▶ _EXERCISE DESCRIPTION_
Leave out the pictures and copy each record below exactly.

▶ _DATA EXCERPTS_
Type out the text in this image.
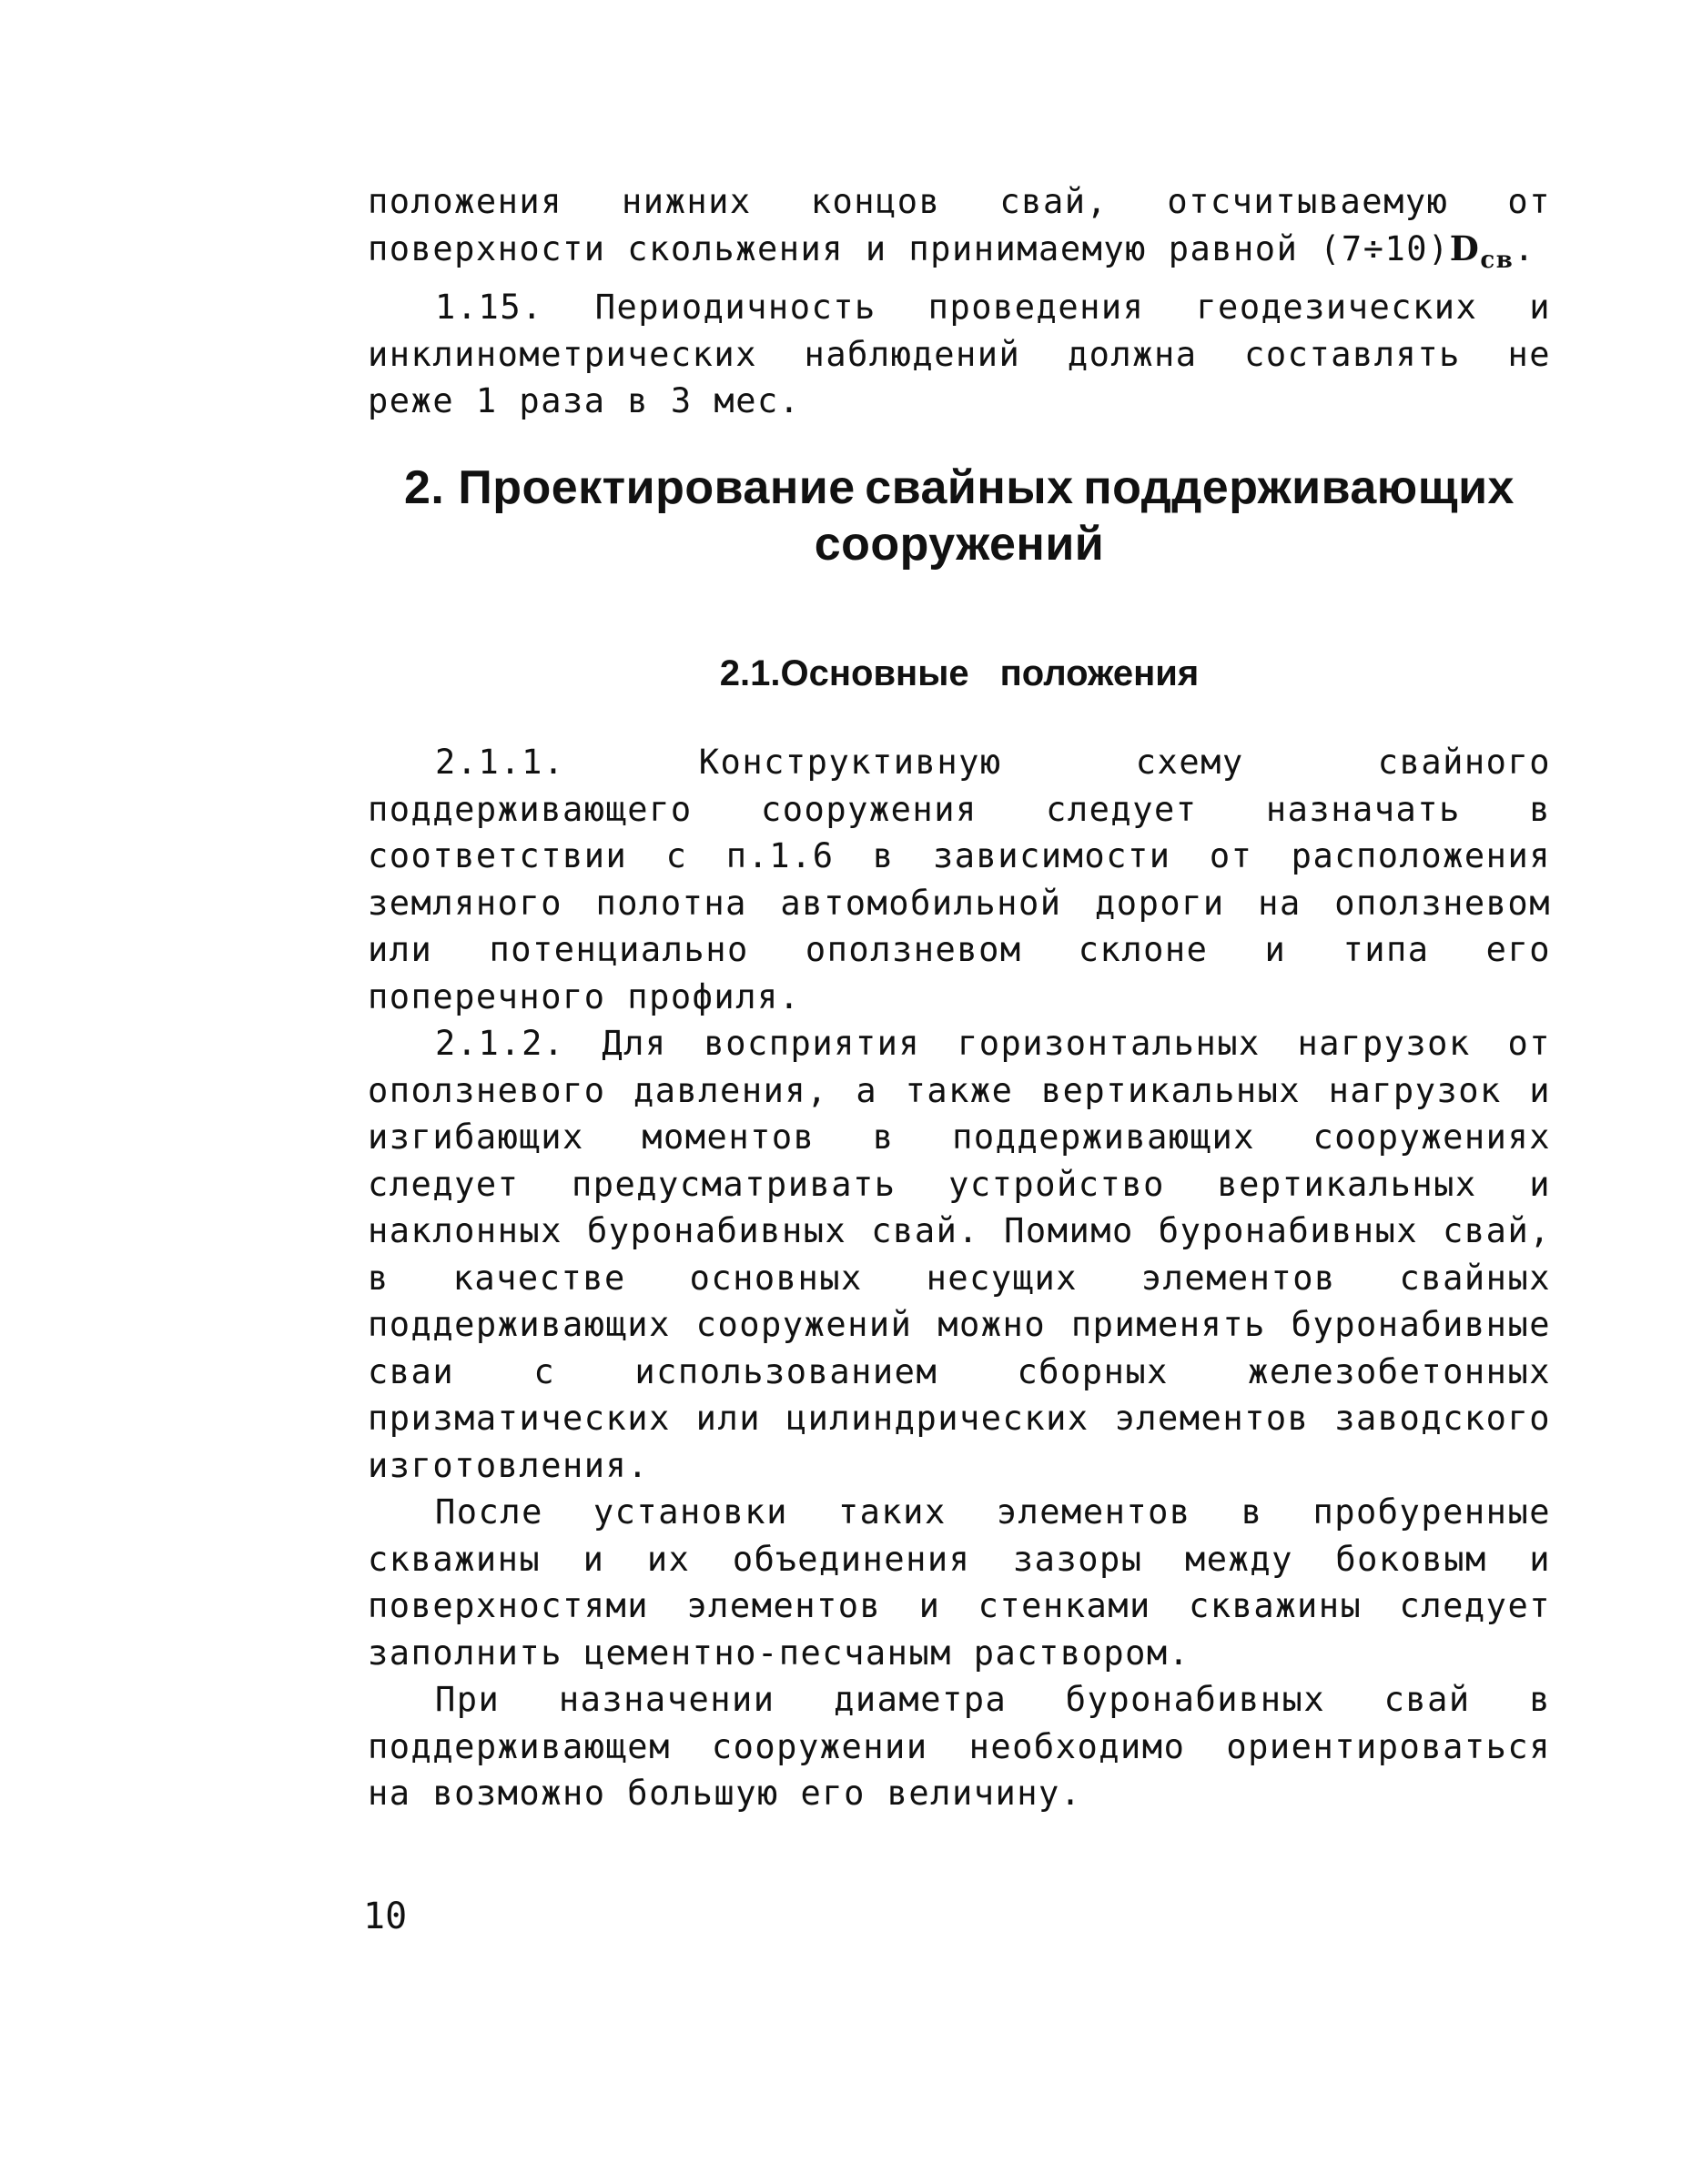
положения нижних концов свай, отсчитываемую от поверхности скольжения и принимаемую равной $(7\div 10)D_{св}$.

1.15. Периодичность проведения геодезических и инклинометрических наблюдений должна составлять не реже 1 раза в 3 мес.

2. Проектирование свайных поддерживающих
сооружений
2.1.Основные положения

2.1.1. Конструктивную схему свайного поддерживающего сооружения следует назначать в соответствии с п.1.6 в зависимости от расположения земляного полотна автомобильной дороги на оползневом или потенциально оползневом склоне и типа его поперечного профиля.

2.1.2. Для восприятия горизонтальных нагрузок от оползневого давления, а также вертикальных нагрузок и изгибающих моментов в поддерживающих сооружениях следует предусматривать устройство вертикальных и наклонных буронабивных свай. Помимо буронабивных свай, в качестве основных несущих элементов свайных поддерживающих сооружений можно применять буронабивные сваи с использованием сборных железобетонных призматических или цилиндрических элементов заводского изготовления.

После установки таких элементов в пробуренные скважины и их объединения зазоры между боковым и поверхностями элементов и стенками скважины следует заполнить цементно-песчаным раствором.

При назначении диаметра буронабивных свай в поддерживающем сооружении необходимо ориентироваться на возможно большую его величину.

10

▶ _SOLVED EXERCISE_
Type out the text in this image.
положения нижних концов свай, отсчитываемую от поверхности скольжения и принимаемую равной $(7\div 10)D_{св}$.

1.15. Периодичность проведения геодезических и инклинометрических наблюдений должна составлять не реже 1 раза в 3 мес.

2. Проектирование свайных поддерживающих
сооружений
2.1.Основные положения

2.1.1. Конструктивную схему свайного поддерживающего сооружения следует назначать в соответствии с п.1.6 в зависимости от расположения земляного полотна автомобильной дороги на оползневом или потенциально оползневом склоне и типа его поперечного профиля.

2.1.2. Для восприятия горизонтальных нагрузок от оползневого давления, а также вертикальных нагрузок и изгибающих моментов в поддерживающих сооружениях следует предусматривать устройство вертикальных и наклонных буронабивных свай. Помимо буронабивных свай, в качестве основных несущих элементов свайных поддерживающих сооружений можно применять буронабивные сваи с использованием сборных железобетонных призматических или цилиндрических элементов заводского изготовления.

После установки таких элементов в пробуренные скважины и их объединения зазоры между боковым и поверхностями элементов и стенками скважины следует заполнить цементно-песчаным раствором.

При назначении диаметра буронабивных свай в поддерживающем сооружении необходимо ориентироваться на возможно большую его величину.

10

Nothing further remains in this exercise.